Keep only the lines where "Poltekkes" appears.

——————

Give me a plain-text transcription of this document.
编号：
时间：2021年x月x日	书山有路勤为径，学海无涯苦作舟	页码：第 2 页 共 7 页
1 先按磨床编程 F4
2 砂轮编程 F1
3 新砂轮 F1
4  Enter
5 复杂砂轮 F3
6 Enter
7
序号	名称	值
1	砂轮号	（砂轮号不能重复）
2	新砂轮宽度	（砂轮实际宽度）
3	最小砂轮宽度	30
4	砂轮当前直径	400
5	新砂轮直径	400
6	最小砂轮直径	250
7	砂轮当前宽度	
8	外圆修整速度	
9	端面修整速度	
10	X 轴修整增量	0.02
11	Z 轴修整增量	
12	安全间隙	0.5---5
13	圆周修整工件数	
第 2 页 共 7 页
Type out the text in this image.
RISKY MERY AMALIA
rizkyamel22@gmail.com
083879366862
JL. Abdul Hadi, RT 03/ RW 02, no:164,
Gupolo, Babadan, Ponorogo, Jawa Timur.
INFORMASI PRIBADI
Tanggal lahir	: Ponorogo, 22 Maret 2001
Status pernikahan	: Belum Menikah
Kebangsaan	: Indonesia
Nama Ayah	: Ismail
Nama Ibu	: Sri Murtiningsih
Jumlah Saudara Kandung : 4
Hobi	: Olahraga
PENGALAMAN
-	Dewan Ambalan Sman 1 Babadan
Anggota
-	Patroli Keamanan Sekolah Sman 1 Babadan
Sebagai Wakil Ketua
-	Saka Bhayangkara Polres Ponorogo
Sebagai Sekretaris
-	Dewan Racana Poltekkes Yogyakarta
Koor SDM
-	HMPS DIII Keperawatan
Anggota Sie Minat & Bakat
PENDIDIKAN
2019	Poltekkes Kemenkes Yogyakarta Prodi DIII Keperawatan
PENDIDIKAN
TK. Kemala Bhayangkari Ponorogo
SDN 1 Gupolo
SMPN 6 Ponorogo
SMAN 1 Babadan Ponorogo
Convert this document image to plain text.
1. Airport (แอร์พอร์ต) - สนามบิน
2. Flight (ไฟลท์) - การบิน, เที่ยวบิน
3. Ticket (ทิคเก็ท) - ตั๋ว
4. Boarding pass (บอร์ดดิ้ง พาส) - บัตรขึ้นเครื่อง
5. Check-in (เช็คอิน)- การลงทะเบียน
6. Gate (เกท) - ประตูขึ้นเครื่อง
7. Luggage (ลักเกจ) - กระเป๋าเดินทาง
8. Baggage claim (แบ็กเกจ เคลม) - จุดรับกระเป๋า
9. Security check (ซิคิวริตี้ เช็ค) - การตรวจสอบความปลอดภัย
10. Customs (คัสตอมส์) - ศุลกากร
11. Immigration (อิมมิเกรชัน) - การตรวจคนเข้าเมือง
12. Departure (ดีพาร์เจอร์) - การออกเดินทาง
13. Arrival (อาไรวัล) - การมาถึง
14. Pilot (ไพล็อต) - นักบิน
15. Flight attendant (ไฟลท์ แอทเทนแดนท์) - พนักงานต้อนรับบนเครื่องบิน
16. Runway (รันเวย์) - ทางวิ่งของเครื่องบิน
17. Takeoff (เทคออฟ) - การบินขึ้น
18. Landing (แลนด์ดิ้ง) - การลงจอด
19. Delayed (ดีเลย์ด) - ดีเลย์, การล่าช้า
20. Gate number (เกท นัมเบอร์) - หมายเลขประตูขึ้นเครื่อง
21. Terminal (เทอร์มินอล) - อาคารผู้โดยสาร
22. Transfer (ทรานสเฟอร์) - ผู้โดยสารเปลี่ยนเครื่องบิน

——————

SOLUTION TO THIS PROBLEM:
-	Dewan Racana Poltekkes Yogyakarta
2019	Poltekkes Kemenkes Yogyakarta Prodi DIII Keperawatan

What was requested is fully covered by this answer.